Copy out each line featuring the string "color" from the entries beneath.

___ Data for this exercise

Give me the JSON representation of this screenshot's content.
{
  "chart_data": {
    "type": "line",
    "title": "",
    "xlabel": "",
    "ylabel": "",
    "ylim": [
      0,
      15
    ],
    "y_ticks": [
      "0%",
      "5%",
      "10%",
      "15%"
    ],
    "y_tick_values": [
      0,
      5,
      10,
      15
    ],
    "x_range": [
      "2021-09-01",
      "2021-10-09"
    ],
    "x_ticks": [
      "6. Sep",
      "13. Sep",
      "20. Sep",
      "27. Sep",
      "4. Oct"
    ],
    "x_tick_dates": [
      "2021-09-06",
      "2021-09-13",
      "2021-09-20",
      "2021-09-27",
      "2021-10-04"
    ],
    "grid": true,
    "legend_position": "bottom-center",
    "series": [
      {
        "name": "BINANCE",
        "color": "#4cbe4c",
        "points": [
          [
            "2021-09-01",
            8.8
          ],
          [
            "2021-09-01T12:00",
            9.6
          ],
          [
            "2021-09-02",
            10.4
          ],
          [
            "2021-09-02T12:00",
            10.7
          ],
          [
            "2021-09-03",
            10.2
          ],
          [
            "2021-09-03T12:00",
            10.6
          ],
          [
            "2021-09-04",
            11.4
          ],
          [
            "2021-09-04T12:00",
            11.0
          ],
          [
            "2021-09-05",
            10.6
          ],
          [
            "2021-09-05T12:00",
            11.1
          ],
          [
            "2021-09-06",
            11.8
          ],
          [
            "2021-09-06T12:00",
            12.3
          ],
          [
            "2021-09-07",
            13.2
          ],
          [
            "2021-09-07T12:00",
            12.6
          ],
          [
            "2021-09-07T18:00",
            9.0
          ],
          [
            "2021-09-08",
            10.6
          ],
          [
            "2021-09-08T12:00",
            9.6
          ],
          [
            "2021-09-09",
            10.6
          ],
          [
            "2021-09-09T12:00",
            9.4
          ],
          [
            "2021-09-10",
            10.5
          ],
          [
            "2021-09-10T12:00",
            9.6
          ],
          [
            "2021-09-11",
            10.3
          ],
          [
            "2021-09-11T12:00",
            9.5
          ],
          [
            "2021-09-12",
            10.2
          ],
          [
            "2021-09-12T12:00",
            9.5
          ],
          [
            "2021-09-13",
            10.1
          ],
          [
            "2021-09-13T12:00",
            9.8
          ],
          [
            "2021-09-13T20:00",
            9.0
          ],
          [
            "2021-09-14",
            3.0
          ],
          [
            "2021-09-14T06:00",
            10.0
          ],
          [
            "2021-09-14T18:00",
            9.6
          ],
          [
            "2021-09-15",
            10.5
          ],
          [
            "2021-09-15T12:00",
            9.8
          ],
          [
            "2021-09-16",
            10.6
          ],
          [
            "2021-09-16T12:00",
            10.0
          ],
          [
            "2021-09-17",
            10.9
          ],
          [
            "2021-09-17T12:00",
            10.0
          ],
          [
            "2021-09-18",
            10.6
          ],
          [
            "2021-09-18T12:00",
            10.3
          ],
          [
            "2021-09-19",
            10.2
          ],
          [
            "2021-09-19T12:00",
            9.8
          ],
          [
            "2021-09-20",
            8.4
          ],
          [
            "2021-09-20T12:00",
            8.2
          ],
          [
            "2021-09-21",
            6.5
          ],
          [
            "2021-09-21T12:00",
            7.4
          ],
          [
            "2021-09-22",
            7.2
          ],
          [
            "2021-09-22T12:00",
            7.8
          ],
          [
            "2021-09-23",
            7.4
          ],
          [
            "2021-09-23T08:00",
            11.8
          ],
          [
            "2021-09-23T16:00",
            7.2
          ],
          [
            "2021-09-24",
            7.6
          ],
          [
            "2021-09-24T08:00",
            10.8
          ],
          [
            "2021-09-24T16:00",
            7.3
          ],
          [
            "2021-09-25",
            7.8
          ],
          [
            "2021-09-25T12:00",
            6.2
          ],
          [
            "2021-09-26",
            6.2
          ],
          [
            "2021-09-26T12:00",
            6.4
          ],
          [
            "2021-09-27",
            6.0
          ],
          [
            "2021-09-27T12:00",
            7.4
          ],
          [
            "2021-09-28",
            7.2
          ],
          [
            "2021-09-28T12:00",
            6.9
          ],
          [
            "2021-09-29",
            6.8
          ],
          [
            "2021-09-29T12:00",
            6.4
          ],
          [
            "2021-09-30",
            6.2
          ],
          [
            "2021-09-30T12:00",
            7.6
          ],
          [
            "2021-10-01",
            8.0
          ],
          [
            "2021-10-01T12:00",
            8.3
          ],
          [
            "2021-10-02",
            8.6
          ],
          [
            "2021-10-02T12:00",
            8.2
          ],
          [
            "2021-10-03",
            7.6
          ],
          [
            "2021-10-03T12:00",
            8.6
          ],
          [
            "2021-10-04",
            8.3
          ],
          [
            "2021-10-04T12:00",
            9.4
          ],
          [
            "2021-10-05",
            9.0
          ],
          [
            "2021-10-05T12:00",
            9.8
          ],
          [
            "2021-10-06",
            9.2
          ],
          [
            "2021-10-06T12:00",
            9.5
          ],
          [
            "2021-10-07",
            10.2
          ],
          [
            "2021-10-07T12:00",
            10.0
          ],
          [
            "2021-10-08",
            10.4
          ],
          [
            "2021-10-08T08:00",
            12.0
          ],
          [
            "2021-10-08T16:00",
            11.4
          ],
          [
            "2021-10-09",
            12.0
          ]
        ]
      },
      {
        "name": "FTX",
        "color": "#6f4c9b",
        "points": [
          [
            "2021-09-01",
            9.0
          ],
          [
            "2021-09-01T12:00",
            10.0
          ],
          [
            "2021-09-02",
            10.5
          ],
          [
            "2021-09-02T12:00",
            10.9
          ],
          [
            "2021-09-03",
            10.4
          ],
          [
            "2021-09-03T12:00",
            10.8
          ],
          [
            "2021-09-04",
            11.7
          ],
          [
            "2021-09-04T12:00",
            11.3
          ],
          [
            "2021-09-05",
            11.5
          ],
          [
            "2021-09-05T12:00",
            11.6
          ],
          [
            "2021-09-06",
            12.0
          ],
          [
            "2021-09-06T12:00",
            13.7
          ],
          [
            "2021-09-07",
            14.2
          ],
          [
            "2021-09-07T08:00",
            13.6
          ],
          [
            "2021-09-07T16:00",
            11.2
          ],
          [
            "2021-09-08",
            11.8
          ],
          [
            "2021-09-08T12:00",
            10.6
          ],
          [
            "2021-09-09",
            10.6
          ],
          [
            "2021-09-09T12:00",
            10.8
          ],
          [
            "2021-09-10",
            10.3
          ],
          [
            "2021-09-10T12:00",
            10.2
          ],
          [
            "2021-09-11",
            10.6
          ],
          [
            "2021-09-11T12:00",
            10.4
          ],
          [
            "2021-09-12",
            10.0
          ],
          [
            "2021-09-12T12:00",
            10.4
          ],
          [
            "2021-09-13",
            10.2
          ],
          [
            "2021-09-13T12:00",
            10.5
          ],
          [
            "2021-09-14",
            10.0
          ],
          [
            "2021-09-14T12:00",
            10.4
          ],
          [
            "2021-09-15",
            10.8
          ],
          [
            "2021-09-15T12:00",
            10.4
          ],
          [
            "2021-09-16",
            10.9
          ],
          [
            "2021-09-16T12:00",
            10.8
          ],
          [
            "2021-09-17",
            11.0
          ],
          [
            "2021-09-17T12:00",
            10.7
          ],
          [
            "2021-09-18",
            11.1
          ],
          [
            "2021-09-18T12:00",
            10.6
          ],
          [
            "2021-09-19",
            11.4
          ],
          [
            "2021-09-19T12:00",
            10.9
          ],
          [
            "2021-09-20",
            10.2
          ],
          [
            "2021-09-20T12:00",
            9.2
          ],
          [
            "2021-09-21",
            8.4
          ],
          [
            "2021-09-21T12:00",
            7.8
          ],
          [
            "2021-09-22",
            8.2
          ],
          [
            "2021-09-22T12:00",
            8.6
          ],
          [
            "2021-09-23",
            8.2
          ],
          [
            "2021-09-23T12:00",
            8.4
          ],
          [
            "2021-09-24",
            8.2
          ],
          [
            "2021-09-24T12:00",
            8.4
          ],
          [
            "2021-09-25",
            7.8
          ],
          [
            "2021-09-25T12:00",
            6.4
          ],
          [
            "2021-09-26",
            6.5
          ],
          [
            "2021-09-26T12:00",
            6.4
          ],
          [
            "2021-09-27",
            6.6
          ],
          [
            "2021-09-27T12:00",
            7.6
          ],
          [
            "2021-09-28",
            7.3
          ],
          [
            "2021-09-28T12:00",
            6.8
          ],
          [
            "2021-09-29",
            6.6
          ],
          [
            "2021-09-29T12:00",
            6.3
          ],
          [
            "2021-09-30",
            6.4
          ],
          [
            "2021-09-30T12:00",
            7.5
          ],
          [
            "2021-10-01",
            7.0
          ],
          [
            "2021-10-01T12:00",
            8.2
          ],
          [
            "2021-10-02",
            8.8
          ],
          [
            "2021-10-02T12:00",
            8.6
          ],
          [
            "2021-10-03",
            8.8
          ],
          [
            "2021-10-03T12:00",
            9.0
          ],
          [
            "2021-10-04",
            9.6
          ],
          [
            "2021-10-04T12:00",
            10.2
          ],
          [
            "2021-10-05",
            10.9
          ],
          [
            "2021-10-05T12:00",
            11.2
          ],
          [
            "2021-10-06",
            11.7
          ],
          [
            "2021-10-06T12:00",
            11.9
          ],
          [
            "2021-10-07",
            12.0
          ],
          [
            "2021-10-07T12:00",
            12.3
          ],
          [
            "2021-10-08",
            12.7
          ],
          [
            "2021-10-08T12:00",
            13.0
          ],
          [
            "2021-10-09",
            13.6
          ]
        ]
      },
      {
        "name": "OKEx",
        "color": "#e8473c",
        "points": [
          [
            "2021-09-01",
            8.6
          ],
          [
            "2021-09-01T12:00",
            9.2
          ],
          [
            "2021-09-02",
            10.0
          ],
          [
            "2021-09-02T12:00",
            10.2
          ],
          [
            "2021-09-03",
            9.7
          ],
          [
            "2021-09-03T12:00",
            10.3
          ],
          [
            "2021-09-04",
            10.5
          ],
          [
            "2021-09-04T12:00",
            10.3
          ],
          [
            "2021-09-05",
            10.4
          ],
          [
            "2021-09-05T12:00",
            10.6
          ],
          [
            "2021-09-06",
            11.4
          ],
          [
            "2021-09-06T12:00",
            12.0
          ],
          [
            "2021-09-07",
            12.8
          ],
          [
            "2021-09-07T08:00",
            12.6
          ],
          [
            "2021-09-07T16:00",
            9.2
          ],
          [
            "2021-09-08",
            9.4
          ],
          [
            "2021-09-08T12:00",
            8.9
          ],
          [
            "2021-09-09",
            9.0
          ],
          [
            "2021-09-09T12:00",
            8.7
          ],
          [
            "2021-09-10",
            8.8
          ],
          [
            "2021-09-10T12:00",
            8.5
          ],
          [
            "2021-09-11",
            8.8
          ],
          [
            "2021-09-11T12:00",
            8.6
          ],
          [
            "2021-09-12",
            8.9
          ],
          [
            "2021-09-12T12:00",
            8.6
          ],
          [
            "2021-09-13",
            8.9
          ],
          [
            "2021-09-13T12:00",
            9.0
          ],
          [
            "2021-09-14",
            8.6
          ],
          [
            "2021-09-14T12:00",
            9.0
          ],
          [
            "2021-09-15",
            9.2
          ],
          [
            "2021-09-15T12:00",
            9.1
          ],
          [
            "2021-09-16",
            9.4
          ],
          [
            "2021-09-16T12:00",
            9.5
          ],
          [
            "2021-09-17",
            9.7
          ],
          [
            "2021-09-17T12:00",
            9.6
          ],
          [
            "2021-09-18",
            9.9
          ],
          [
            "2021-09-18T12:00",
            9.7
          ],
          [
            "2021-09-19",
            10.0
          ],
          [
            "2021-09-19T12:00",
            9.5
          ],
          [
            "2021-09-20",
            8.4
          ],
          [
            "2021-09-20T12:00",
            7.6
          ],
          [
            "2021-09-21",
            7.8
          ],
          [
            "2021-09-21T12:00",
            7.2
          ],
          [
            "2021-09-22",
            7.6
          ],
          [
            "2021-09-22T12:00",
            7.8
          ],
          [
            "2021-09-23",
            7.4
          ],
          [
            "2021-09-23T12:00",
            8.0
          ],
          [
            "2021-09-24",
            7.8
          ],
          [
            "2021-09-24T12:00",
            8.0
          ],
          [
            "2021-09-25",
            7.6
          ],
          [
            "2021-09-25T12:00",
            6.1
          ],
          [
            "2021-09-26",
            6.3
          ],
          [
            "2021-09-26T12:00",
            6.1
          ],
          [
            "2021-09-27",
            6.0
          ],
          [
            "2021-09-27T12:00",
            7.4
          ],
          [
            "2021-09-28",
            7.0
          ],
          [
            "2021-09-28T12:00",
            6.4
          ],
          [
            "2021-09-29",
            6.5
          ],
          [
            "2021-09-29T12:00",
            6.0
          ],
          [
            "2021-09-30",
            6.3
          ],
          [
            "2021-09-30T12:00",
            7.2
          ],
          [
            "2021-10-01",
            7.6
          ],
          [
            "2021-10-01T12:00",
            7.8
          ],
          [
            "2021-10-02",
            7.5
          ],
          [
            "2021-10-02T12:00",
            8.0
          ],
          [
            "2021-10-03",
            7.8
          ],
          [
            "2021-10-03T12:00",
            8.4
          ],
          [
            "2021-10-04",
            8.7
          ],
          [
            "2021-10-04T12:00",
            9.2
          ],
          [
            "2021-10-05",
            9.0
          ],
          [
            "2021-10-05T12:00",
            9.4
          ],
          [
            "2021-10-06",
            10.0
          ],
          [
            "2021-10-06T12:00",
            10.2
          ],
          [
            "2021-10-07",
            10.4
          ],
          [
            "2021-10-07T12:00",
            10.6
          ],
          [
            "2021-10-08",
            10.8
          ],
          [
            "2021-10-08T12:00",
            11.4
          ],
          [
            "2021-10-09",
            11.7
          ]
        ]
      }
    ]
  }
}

______

◆ Final result
        "color": "#4cbe4c",
        "color": "#6f4c9b",
        "color": "#e8473c",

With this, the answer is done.